**Stored items from a collection**
(begin)
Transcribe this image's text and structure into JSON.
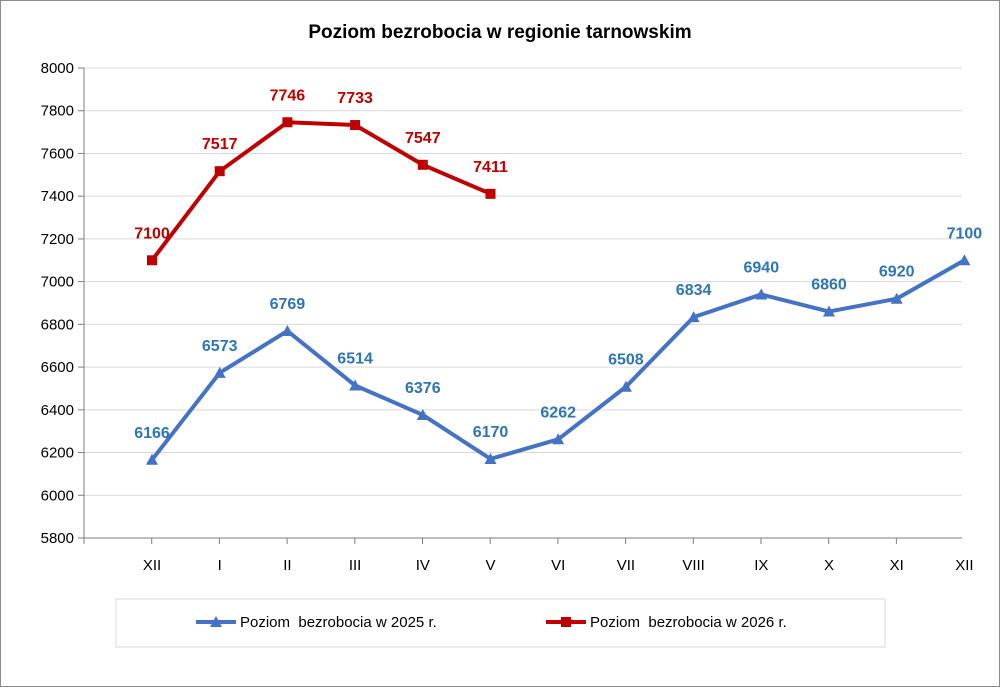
{
  "chart_data": {
    "type": "line",
    "title": "Poziom bezrobocia w regionie tarnowskim",
    "xlabel": "",
    "ylabel": "",
    "categories": [
      "XII",
      "I",
      "II",
      "III",
      "IV",
      "V",
      "VI",
      "VII",
      "VIII",
      "IX",
      "X",
      "XI",
      "XII"
    ],
    "ylim": [
      5800,
      8000
    ],
    "yticks": [
      5800,
      6000,
      6200,
      6400,
      6600,
      6800,
      7000,
      7200,
      7400,
      7600,
      7800,
      8000
    ],
    "grid": true,
    "legend_position": "bottom",
    "series": [
      {
        "name": "Poziom  bezrobocia w 2025 r.",
        "color": "#4472C4",
        "label_color": "#2E75B6",
        "marker": "triangle",
        "values": [
          6166,
          6573,
          6769,
          6514,
          6376,
          6170,
          6262,
          6508,
          6834,
          6940,
          6860,
          6920,
          7100
        ]
      },
      {
        "name": "Poziom  bezrobocia w 2026 r.",
        "color": "#C00000",
        "label_color": "#C00000",
        "marker": "square",
        "values": [
          7100,
          7517,
          7746,
          7733,
          7547,
          7411,
          null,
          null,
          null,
          null,
          null,
          null,
          null
        ]
      }
    ]
  }
}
(end)
**Work to do**
Check each line above for "bezrobocia" and return the ones that have it.

**Worked solution**
    "title": "Poziom bezrobocia w regionie tarnowskim",
        "name": "Poziom  bezrobocia w 2025 r.",
        "name": "Poziom  bezrobocia w 2026 r.",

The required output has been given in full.